(Annotated element listings)
★ ★ ★ ★
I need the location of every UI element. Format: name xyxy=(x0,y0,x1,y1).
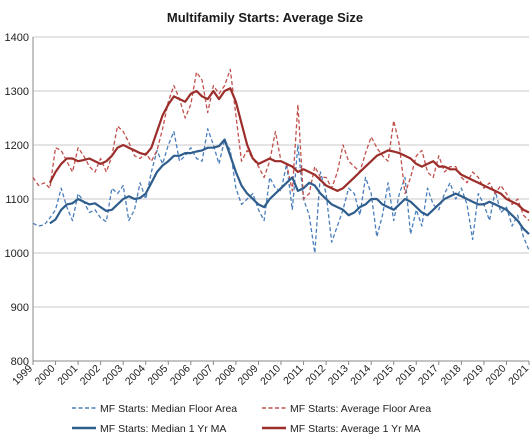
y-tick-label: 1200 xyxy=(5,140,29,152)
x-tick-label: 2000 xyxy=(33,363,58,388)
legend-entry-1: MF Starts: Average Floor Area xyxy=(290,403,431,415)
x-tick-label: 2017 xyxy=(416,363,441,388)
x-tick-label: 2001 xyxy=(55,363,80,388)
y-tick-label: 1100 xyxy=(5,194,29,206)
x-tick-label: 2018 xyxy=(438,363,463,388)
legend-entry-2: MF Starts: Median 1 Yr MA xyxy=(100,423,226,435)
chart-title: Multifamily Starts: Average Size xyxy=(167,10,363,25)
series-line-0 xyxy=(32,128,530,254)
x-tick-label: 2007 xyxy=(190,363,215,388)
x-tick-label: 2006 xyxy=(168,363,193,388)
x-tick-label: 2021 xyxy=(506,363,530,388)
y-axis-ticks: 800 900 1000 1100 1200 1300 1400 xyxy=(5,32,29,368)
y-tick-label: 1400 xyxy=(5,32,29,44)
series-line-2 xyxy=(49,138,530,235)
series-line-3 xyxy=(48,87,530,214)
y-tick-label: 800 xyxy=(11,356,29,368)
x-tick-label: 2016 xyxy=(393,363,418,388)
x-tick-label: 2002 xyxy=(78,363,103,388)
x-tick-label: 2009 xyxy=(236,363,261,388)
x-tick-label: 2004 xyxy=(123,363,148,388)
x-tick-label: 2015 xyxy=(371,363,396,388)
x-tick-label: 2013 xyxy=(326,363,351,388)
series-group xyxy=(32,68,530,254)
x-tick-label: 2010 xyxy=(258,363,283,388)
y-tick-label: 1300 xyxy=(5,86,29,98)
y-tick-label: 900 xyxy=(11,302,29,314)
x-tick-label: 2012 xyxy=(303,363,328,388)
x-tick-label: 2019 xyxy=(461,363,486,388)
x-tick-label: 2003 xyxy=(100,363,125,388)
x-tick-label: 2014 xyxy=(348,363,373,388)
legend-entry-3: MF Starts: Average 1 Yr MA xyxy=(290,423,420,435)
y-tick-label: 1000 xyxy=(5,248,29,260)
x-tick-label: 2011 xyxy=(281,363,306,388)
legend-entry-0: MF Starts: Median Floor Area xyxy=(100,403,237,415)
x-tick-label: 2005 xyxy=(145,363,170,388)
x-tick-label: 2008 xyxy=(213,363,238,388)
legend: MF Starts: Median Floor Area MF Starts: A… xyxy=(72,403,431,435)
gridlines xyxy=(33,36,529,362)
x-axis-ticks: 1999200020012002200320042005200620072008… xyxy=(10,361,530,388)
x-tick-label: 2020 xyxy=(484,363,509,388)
★ ★ ★ ★
Task prompt - Return the lines of the data above verbatim, starting with the line that contains "y-tick-label: 1200 xyxy=(5,140,29,152)" and continuing through the line that contains "x-tick-label: 2012 xyxy=(303,363,328,388)", both included.

Answer in full -
y-tick-label: 1200 xyxy=(5,140,29,152)
x-tick-label: 2000 xyxy=(33,363,58,388)
legend-entry-1: MF Starts: Average Floor Area xyxy=(290,403,431,415)
x-tick-label: 2017 xyxy=(416,363,441,388)
x-tick-label: 2001 xyxy=(55,363,80,388)
y-tick-label: 1100 xyxy=(5,194,29,206)
x-tick-label: 2018 xyxy=(438,363,463,388)
legend-entry-2: MF Starts: Median 1 Yr MA xyxy=(100,423,226,435)
chart-title: Multifamily Starts: Average Size xyxy=(167,10,363,25)
series-line-0 xyxy=(32,128,530,254)
x-tick-label: 2007 xyxy=(190,363,215,388)
x-tick-label: 2006 xyxy=(168,363,193,388)
x-tick-label: 2021 xyxy=(506,363,530,388)
y-axis-ticks: 800 900 1000 1100 1200 1300 1400 xyxy=(5,32,29,368)
y-tick-label: 1400 xyxy=(5,32,29,44)
series-line-2 xyxy=(49,138,530,235)
series-line-3 xyxy=(48,87,530,214)
y-tick-label: 800 xyxy=(11,356,29,368)
x-tick-label: 2016 xyxy=(393,363,418,388)
x-tick-label: 2002 xyxy=(78,363,103,388)
x-tick-label: 2009 xyxy=(236,363,261,388)
x-tick-label: 2004 xyxy=(123,363,148,388)
x-tick-label: 2015 xyxy=(371,363,396,388)
x-tick-label: 2013 xyxy=(326,363,351,388)
series-group xyxy=(32,68,530,254)
x-tick-label: 2010 xyxy=(258,363,283,388)
y-tick-label: 1300 xyxy=(5,86,29,98)
y-tick-label: 900 xyxy=(11,302,29,314)
x-tick-label: 2012 xyxy=(303,363,328,388)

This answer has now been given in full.